## [Instruction]
Single out the lines that include the word "Sampler". Copy them.

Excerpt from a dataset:
— Start —

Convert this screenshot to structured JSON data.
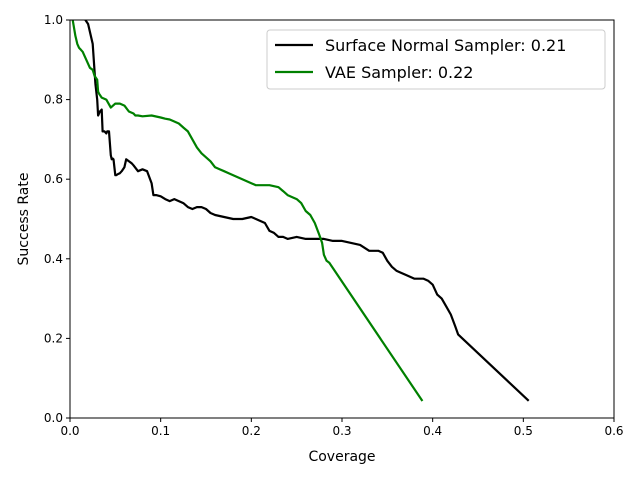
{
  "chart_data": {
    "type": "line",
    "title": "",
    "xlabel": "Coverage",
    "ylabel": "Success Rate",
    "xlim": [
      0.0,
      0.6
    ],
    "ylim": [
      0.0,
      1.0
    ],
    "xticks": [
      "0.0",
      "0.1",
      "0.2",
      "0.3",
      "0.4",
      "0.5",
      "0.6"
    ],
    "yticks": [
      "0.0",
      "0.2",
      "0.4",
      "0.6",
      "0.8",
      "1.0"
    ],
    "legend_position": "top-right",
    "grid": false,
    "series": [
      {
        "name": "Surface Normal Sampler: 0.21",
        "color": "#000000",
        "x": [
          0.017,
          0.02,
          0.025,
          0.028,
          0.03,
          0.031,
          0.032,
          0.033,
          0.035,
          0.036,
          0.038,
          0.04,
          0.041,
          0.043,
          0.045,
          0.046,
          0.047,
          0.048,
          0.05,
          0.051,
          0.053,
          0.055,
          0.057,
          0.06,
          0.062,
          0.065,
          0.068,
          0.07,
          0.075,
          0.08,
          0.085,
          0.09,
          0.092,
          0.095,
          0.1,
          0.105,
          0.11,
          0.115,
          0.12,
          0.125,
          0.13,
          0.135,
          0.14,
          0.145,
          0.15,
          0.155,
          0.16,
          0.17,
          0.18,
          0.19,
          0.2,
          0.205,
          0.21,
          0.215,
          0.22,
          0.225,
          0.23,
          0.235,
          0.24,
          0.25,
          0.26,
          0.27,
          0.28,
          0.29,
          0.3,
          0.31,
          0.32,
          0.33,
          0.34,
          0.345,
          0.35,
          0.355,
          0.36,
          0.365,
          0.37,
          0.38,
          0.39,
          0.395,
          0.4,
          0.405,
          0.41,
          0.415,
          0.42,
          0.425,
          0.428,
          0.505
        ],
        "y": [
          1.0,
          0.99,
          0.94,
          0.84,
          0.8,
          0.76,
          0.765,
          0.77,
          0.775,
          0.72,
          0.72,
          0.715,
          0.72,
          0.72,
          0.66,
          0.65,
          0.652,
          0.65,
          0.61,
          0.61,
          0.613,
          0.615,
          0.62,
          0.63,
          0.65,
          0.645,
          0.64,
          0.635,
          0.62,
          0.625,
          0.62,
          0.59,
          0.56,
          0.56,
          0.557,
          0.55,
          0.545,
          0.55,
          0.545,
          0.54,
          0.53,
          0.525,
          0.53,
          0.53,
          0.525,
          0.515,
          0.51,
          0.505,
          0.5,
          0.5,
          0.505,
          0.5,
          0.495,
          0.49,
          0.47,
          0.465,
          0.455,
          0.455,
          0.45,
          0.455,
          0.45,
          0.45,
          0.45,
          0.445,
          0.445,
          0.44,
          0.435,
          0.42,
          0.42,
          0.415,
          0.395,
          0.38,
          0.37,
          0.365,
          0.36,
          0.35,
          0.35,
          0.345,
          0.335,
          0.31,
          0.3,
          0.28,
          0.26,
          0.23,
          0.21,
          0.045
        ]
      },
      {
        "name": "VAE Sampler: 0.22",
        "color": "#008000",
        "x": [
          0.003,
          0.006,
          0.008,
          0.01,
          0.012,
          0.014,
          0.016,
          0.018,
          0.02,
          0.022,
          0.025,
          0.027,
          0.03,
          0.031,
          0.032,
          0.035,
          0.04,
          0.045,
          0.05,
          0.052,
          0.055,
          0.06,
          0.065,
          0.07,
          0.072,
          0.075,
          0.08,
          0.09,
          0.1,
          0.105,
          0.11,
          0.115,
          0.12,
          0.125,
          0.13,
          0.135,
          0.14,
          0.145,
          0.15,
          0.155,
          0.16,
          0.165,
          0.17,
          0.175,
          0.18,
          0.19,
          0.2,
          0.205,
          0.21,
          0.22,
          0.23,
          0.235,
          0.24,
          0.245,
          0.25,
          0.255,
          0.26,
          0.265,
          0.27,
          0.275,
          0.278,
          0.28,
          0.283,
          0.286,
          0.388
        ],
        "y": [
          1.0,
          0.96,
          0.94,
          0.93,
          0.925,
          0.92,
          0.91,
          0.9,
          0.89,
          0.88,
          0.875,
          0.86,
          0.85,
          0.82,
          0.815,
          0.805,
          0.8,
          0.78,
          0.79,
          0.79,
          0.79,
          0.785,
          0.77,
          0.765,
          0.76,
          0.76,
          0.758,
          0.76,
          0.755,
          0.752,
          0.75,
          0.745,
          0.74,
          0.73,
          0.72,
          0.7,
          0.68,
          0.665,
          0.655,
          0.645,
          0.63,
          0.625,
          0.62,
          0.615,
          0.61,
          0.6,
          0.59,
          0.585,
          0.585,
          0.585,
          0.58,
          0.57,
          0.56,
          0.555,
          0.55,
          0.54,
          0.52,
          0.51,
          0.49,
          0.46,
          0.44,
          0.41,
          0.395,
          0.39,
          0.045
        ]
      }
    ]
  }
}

— End —

## [Solution for this task]
        "name": "Surface Normal Sampler: 0.21",
        "name": "VAE Sampler: 0.22",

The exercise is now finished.